> **EXERCISE DIRECTIONS**
Set down the whole listing verbatim.

-- START OF PROVIDED ENTRIES --

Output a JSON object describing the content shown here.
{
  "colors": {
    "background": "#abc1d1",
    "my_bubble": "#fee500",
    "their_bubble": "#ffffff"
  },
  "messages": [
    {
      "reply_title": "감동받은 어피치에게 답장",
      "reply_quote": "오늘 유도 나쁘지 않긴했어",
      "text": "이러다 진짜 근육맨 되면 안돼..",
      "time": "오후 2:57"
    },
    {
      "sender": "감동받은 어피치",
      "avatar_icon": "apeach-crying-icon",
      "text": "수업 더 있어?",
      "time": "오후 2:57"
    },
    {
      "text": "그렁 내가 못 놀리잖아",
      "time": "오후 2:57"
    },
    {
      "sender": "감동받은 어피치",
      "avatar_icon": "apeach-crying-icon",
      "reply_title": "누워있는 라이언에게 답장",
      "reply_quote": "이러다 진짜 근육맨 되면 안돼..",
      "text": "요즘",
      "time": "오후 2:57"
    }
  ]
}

-- END OF PROVIDED ENTRIES --

> **EXPECTED ANSWER**
Output a JSON object describing the content shown here.
{
  "colors": {
    "background": "#abc1d1",
    "my_bubble": "#fee500",
    "their_bubble": "#ffffff"
  },
  "messages": [
    {
      "reply_title": "감동받은 어피치에게 답장",
      "reply_quote": "오늘 유도 나쁘지 않긴했어",
      "text": "이러다 진짜 근육맨 되면 안돼..",
      "time": "오후 2:57"
    },
    {
      "sender": "감동받은 어피치",
      "avatar_icon": "apeach-crying-icon",
      "text": "수업 더 있어?",
      "time": "오후 2:57"
    },
    {
      "text": "그렁 내가 못 놀리잖아",
      "time": "오후 2:57"
    },
    {
      "sender": "감동받은 어피치",
      "avatar_icon": "apeach-crying-icon",
      "reply_title": "누워있는 라이언에게 답장",
      "reply_quote": "이러다 진짜 근육맨 되면 안돼..",
      "text": "요즘",
      "time": "오후 2:57"
    }
  ]
}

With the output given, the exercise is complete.